* [What you should do]: Every entry that follows needs to be repeated exactly.

* [Supplied data]:
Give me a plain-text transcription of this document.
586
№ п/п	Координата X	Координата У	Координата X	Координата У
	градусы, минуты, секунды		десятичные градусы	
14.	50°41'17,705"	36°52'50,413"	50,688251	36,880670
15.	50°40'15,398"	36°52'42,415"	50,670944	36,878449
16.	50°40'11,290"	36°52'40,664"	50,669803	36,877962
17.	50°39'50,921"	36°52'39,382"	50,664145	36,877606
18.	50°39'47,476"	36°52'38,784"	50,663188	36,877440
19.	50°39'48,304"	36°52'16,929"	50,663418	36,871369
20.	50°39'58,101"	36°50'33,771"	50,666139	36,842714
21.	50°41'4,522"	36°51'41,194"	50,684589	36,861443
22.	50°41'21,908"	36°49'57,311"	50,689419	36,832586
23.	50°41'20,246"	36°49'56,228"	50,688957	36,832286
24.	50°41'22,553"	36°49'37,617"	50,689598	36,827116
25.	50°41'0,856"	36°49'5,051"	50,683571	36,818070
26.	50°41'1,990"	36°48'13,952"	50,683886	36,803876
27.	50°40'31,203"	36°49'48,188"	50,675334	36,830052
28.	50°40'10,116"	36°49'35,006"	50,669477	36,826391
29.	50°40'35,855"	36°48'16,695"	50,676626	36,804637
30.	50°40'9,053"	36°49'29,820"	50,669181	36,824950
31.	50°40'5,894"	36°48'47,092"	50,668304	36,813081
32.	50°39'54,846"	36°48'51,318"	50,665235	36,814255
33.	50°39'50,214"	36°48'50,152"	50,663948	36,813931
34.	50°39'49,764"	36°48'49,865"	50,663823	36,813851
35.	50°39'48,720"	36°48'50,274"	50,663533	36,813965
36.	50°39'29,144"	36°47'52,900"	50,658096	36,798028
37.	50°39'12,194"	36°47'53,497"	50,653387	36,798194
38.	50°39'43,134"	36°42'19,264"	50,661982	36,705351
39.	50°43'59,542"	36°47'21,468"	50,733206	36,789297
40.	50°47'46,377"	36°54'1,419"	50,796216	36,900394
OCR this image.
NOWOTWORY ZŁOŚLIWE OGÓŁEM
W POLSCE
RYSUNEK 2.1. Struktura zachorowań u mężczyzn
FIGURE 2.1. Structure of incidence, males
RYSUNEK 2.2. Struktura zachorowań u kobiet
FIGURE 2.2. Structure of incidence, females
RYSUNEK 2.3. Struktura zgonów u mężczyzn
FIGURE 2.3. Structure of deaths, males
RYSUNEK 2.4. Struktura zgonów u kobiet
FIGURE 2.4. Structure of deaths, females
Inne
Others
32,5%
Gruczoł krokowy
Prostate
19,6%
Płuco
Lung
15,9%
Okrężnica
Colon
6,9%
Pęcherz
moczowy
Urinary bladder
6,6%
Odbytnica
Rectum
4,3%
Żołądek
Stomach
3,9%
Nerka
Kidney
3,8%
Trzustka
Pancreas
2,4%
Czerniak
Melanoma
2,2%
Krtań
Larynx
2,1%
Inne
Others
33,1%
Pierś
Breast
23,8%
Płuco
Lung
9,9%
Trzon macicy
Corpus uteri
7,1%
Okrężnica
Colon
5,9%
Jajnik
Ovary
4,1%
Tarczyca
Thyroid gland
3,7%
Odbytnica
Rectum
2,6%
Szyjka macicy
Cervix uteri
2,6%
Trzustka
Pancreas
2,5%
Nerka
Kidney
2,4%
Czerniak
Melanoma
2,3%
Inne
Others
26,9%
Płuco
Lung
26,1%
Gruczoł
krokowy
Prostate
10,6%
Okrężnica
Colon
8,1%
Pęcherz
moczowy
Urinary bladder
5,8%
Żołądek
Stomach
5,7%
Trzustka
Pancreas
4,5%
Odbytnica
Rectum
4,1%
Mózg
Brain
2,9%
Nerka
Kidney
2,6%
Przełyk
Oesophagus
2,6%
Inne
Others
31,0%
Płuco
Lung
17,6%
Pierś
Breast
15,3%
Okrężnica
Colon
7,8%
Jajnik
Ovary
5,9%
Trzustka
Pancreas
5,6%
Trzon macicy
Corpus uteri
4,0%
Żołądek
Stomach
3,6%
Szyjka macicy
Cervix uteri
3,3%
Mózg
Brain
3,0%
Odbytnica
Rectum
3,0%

* [Written answer]:
Give me a plain-text transcription of this document.
586
№ п/п	Координата X	Координата У	Координата X	Координата У
	градусы, минуты, секунды		десятичные градусы	
14.	50°41'17,705"	36°52'50,413"	50,688251	36,880670
15.	50°40'15,398"	36°52'42,415"	50,670944	36,878449
16.	50°40'11,290"	36°52'40,664"	50,669803	36,877962
17.	50°39'50,921"	36°52'39,382"	50,664145	36,877606
18.	50°39'47,476"	36°52'38,784"	50,663188	36,877440
19.	50°39'48,304"	36°52'16,929"	50,663418	36,871369
20.	50°39'58,101"	36°50'33,771"	50,666139	36,842714
21.	50°41'4,522"	36°51'41,194"	50,684589	36,861443
22.	50°41'21,908"	36°49'57,311"	50,689419	36,832586
23.	50°41'20,246"	36°49'56,228"	50,688957	36,832286
24.	50°41'22,553"	36°49'37,617"	50,689598	36,827116
25.	50°41'0,856"	36°49'5,051"	50,683571	36,818070
26.	50°41'1,990"	36°48'13,952"	50,683886	36,803876
27.	50°40'31,203"	36°49'48,188"	50,675334	36,830052
28.	50°40'10,116"	36°49'35,006"	50,669477	36,826391
29.	50°40'35,855"	36°48'16,695"	50,676626	36,804637
30.	50°40'9,053"	36°49'29,820"	50,669181	36,824950
31.	50°40'5,894"	36°48'47,092"	50,668304	36,813081
32.	50°39'54,846"	36°48'51,318"	50,665235	36,814255
33.	50°39'50,214"	36°48'50,152"	50,663948	36,813931
34.	50°39'49,764"	36°48'49,865"	50,663823	36,813851
35.	50°39'48,720"	36°48'50,274"	50,663533	36,813965
36.	50°39'29,144"	36°47'52,900"	50,658096	36,798028
37.	50°39'12,194"	36°47'53,497"	50,653387	36,798194
38.	50°39'43,134"	36°42'19,264"	50,661982	36,705351
39.	50°43'59,542"	36°47'21,468"	50,733206	36,789297
40.	50°47'46,377"	36°54'1,419"	50,796216	36,900394
OCR this image.
NOWOTWORY ZŁOŚLIWE OGÓŁEM
W POLSCE
RYSUNEK 2.1. Struktura zachorowań u mężczyzn
FIGURE 2.1. Structure of incidence, males
RYSUNEK 2.2. Struktura zachorowań u kobiet
FIGURE 2.2. Structure of incidence, females
RYSUNEK 2.3. Struktura zgonów u mężczyzn
FIGURE 2.3. Structure of deaths, males
RYSUNEK 2.4. Struktura zgonów u kobiet
FIGURE 2.4. Structure of deaths, females
Inne
Others
32,5%
Gruczoł krokowy
Prostate
19,6%
Płuco
Lung
15,9%
Okrężnica
Colon
6,9%
Pęcherz
moczowy
Urinary bladder
6,6%
Odbytnica
Rectum
4,3%
Żołądek
Stomach
3,9%
Nerka
Kidney
3,8%
Trzustka
Pancreas
2,4%
Czerniak
Melanoma
2,2%
Krtań
Larynx
2,1%
Inne
Others
33,1%
Pierś
Breast
23,8%
Płuco
Lung
9,9%
Trzon macicy
Corpus uteri
7,1%
Okrężnica
Colon
5,9%
Jajnik
Ovary
4,1%
Tarczyca
Thyroid gland
3,7%
Odbytnica
Rectum
2,6%
Szyjka macicy
Cervix uteri
2,6%
Trzustka
Pancreas
2,5%
Nerka
Kidney
2,4%
Czerniak
Melanoma
2,3%
Inne
Others
26,9%
Płuco
Lung
26,1%
Gruczoł
krokowy
Prostate
10,6%
Okrężnica
Colon
8,1%
Pęcherz
moczowy
Urinary bladder
5,8%
Żołądek
Stomach
5,7%
Trzustka
Pancreas
4,5%
Odbytnica
Rectum
4,1%
Mózg
Brain
2,9%
Nerka
Kidney
2,6%
Przełyk
Oesophagus
2,6%
Inne
Others
31,0%
Płuco
Lung
17,6%
Pierś
Breast
15,3%
Okrężnica
Colon
7,8%
Jajnik
Ovary
5,9%
Trzustka
Pancreas
5,6%
Trzon macicy
Corpus uteri
4,0%
Żołądek
Stomach
3,6%
Szyjka macicy
Cervix uteri
3,3%
Mózg
Brain
3,0%
Odbytnica
Rectum
3,0%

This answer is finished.